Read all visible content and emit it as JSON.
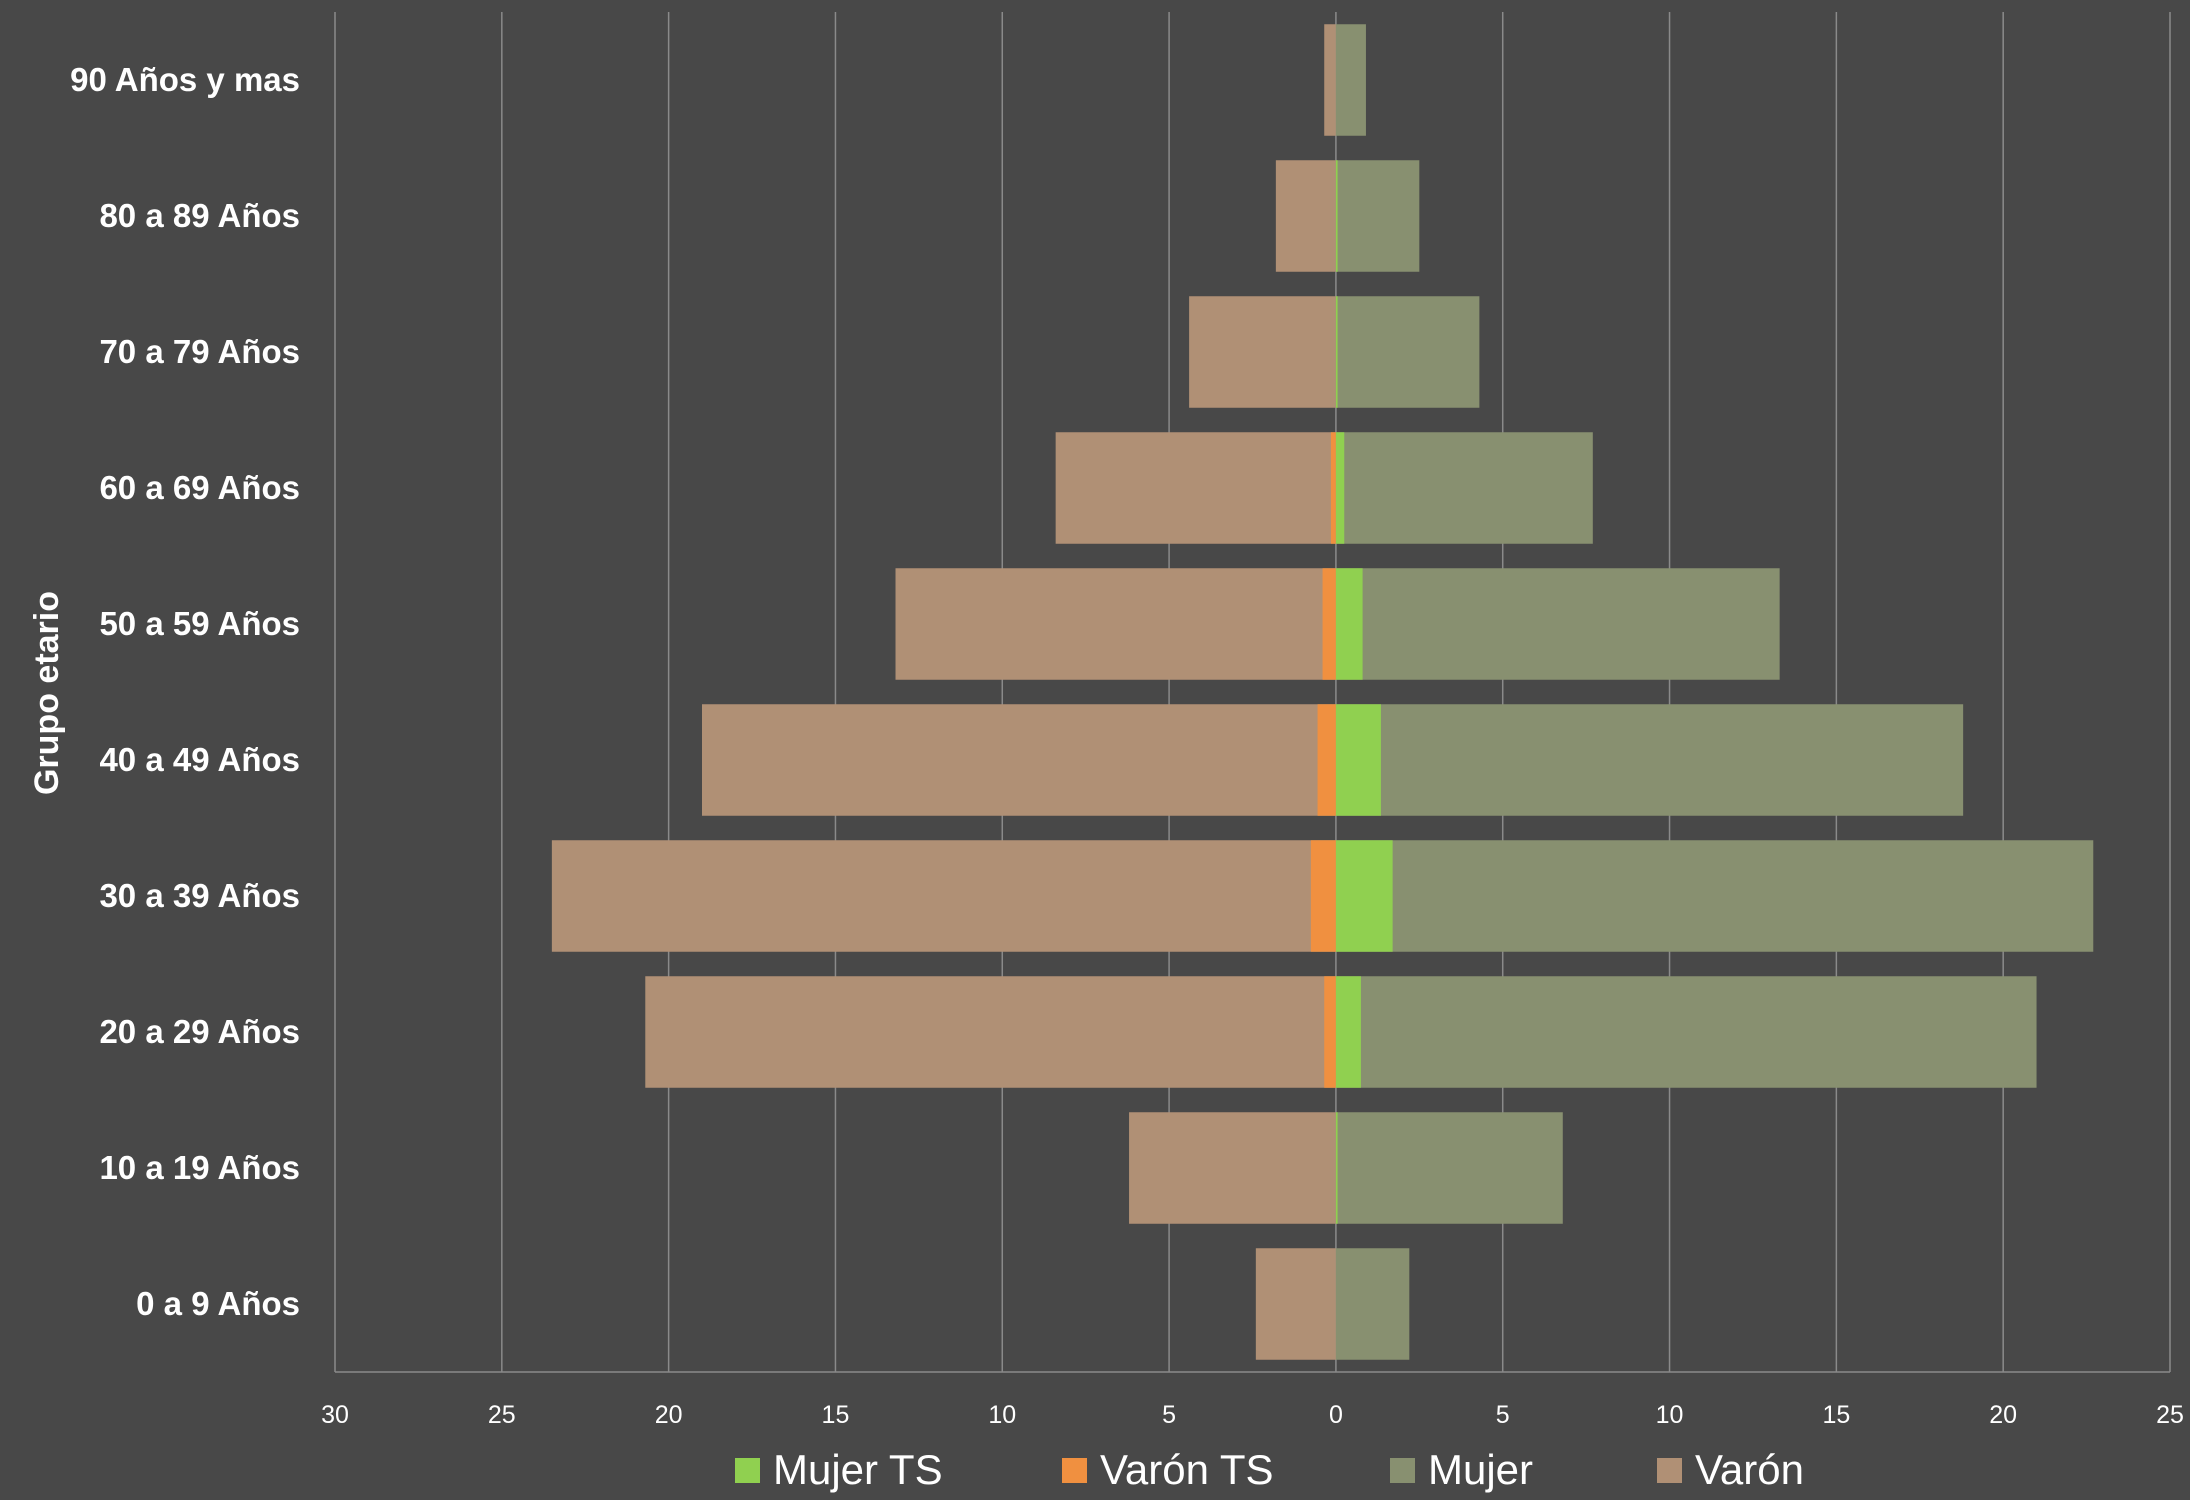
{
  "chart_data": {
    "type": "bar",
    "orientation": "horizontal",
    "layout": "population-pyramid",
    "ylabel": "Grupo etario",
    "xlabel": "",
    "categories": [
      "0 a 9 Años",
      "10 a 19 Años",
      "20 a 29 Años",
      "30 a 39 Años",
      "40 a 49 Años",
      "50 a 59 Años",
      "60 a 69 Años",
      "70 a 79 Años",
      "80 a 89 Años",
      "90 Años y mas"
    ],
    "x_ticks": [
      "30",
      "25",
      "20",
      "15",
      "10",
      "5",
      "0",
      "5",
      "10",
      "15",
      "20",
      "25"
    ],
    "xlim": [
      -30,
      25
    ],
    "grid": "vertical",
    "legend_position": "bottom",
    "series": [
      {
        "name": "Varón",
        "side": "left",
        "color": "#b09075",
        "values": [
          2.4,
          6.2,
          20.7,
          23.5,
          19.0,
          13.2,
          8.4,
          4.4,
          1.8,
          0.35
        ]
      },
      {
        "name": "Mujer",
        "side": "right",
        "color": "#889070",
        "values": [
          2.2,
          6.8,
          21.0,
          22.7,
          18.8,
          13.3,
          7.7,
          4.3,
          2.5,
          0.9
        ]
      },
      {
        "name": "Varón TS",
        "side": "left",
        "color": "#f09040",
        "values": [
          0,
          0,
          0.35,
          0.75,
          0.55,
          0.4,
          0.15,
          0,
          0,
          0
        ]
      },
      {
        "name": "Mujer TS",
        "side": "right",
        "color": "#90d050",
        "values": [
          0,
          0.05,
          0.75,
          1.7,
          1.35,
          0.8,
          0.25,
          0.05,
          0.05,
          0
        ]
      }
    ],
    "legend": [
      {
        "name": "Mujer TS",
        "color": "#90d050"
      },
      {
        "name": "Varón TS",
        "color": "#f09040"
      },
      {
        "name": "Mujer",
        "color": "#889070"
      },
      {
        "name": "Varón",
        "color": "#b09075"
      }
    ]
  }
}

——

▶ _Challenge_
Repeat each entry precisely as it appears. Leave the pictures out.

▶ _Final answer_
Read all visible content and emit it as JSON.
{
  "chart_data": {
    "type": "bar",
    "orientation": "horizontal",
    "layout": "population-pyramid",
    "ylabel": "Grupo etario",
    "xlabel": "",
    "categories": [
      "0 a 9 Años",
      "10 a 19 Años",
      "20 a 29 Años",
      "30 a 39 Años",
      "40 a 49 Años",
      "50 a 59 Años",
      "60 a 69 Años",
      "70 a 79 Años",
      "80 a 89 Años",
      "90 Años y mas"
    ],
    "x_ticks": [
      "30",
      "25",
      "20",
      "15",
      "10",
      "5",
      "0",
      "5",
      "10",
      "15",
      "20",
      "25"
    ],
    "xlim": [
      -30,
      25
    ],
    "grid": "vertical",
    "legend_position": "bottom",
    "series": [
      {
        "name": "Varón",
        "side": "left",
        "color": "#b09075",
        "values": [
          2.4,
          6.2,
          20.7,
          23.5,
          19.0,
          13.2,
          8.4,
          4.4,
          1.8,
          0.35
        ]
      },
      {
        "name": "Mujer",
        "side": "right",
        "color": "#889070",
        "values": [
          2.2,
          6.8,
          21.0,
          22.7,
          18.8,
          13.3,
          7.7,
          4.3,
          2.5,
          0.9
        ]
      },
      {
        "name": "Varón TS",
        "side": "left",
        "color": "#f09040",
        "values": [
          0,
          0,
          0.35,
          0.75,
          0.55,
          0.4,
          0.15,
          0,
          0,
          0
        ]
      },
      {
        "name": "Mujer TS",
        "side": "right",
        "color": "#90d050",
        "values": [
          0,
          0.05,
          0.75,
          1.7,
          1.35,
          0.8,
          0.25,
          0.05,
          0.05,
          0
        ]
      }
    ],
    "legend": [
      {
        "name": "Mujer TS",
        "color": "#90d050"
      },
      {
        "name": "Varón TS",
        "color": "#f09040"
      },
      {
        "name": "Mujer",
        "color": "#889070"
      },
      {
        "name": "Varón",
        "color": "#b09075"
      }
    ]
  }
}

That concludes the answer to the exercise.